** TEXTO DE LECTURA **
┌──

Gratitud, Oliver Sacks

A los once años podía decir «Soy sodio» (el elemento 11), y ahora, a los setenta y nueve, soy oro. 

Ahora que tengo casi ochenta años y sufro una serie de problemas médicos y quirúrgicos, ninguno de los cuales me tiene impedido, me alegro de estar vivo. «¡Me alegro de no estar muerto!», exclamo a veces cuando hace un día espléndido. (Lo cual contrasta con una historia que le oí contar a un amigo: una espléndida mañana de primavera paseaba con Samuel Beckett por París, y mi amigo le dijo: «En un día como éste, ¿no se alegra de estar vivo?». A lo cual Beckett contestó: «Tampoco hay que exagerar»).

Ahora me toca decidir cómo quiero vivir los meses que me quedan. Tengo que vivirlos de la manera más rica, intensa y productiva que pueda, y a ello me animan las palabras de uno de mis filósofos favoritos, David Hume, el cual, al enterarse de que sufría una enfermedad mortal a los sesenta y cinco años, en un solo día de abril de 1776 escribió una breve autobiografía. La tituló De mi propia vida.
«Supongo que el deterioro será rápido», escribió. «He sufrido muy poco dolor a causa de la enfermedad; y lo más extraño es que, a pesar del enorme declive físico, mi espíritu no ha sufrido ni un instante de abatimiento. Me aplico a mis estudios con el mismo ardor de siempre, y siento la misma alegría cuando estoy acompañado».

Y ahora, débil, sin aliento, con los músculos antaño firmes reblandecidos por el cáncer, descubro que mis pensamientos cada vez giran menos en torno a lo sobrenatural o espiritual y más en torno a lo que significa llevar una vida buena y que merezca la pena, alcanzar una sensación de paz con uno mismo. Me descubro pensando en el sabbat, el día de descanso, el séptimo día de la semana, y quizá también el séptimo día de la propia vida, cuando tienes la sensación de que tu obra está terminada y de que, con la conciencia tranquila, puedes descansar.

└──

** TAREA **
Transcribe sin cambios el fragmento del texto sobre la gratitud que comienza en "Ahora me toca" y termina en "mi propia vida.".

** DATOS PROPORCIONADOS **
┌──

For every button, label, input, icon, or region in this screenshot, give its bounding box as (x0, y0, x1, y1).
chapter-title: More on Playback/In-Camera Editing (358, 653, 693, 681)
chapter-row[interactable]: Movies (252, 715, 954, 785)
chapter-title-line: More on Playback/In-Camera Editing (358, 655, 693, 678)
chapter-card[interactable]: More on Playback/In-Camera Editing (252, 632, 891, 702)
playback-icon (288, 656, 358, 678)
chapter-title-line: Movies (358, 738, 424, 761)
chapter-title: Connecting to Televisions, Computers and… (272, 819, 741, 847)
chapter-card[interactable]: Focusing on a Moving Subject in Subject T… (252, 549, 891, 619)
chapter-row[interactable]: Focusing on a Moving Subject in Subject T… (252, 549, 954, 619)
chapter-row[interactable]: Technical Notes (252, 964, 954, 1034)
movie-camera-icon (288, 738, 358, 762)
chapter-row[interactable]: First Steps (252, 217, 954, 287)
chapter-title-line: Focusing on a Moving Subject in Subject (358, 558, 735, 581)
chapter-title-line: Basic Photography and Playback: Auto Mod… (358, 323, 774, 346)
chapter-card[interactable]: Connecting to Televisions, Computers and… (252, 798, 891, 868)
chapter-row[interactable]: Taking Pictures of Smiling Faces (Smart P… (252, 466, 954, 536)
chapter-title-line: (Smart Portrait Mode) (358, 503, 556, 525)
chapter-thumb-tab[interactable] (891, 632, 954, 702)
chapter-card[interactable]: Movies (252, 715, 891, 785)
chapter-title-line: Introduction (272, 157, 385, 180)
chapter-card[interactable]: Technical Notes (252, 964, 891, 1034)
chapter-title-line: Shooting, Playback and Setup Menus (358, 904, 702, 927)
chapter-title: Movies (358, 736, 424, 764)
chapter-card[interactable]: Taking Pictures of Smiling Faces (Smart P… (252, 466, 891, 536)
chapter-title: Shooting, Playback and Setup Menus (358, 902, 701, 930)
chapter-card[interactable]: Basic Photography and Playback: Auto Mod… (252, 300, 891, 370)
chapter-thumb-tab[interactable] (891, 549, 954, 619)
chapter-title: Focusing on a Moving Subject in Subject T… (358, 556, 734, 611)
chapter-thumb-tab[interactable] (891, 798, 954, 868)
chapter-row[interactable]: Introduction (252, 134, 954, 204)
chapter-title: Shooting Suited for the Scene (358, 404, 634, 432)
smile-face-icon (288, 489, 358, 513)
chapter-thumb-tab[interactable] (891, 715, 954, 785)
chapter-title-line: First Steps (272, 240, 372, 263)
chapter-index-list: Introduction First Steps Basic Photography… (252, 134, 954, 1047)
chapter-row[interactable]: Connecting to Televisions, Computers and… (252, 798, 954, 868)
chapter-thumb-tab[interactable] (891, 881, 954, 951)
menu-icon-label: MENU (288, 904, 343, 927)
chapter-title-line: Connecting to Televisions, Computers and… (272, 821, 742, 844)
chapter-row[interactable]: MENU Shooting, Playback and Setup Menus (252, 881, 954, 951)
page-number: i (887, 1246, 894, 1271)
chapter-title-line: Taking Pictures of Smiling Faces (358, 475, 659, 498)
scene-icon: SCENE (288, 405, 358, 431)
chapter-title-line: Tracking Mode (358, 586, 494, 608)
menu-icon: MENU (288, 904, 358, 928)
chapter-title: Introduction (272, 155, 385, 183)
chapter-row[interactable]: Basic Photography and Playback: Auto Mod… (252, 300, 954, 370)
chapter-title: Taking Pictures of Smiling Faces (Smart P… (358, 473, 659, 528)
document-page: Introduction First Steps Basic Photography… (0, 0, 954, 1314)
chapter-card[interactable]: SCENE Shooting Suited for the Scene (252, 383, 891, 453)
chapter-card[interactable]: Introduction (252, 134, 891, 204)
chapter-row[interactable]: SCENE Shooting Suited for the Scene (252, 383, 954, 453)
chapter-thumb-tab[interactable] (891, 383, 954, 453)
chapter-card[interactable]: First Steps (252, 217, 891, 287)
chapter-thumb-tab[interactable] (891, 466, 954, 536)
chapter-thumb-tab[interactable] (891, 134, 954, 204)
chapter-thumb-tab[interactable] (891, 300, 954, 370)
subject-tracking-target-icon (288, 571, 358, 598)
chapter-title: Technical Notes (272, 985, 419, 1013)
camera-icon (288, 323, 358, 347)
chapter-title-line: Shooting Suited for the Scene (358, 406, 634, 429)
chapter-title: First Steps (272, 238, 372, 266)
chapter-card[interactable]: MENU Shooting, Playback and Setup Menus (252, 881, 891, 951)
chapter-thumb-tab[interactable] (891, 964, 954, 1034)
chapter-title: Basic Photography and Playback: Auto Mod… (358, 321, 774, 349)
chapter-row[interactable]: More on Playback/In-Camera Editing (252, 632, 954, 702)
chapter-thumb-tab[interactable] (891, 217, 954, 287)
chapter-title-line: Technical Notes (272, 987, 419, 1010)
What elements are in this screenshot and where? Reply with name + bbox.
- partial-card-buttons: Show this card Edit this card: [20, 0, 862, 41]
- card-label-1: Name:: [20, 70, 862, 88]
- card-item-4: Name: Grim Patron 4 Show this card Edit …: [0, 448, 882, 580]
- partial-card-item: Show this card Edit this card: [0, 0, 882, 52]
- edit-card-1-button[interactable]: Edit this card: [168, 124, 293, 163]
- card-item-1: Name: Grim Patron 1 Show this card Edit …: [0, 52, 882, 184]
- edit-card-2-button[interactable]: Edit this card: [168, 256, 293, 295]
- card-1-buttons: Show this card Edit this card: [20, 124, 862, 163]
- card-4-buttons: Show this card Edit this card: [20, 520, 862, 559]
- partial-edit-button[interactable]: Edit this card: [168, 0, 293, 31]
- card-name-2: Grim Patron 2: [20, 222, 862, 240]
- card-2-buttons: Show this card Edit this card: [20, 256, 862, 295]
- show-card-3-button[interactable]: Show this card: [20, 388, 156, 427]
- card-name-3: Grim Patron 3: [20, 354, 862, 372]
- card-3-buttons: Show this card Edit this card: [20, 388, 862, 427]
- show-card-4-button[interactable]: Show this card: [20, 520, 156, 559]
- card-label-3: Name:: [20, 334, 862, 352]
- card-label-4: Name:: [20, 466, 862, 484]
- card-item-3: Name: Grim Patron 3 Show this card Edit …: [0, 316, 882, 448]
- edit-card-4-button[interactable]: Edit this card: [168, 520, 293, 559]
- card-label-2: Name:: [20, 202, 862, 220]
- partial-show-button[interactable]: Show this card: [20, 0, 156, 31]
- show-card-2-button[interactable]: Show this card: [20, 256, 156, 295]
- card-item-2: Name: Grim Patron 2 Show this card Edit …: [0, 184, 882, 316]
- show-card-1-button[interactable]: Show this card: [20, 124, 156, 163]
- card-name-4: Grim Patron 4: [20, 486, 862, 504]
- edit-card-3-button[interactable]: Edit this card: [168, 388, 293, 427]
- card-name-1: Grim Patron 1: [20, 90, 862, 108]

└──

** RESPUESTA **
Ahora me toca decidir cómo quiero vivir los meses que me quedan. Tengo que vivirlos de la manera más rica, intensa y productiva que pueda, y a ello me animan las palabras de uno de mis filósofos favoritos, David Hume, el cual, al enterarse de que sufría una enfermedad mortal a los sesenta y cinco años, en un solo día de abril de 1776 escribió una breve autobiografía. La tituló De mi propia vida.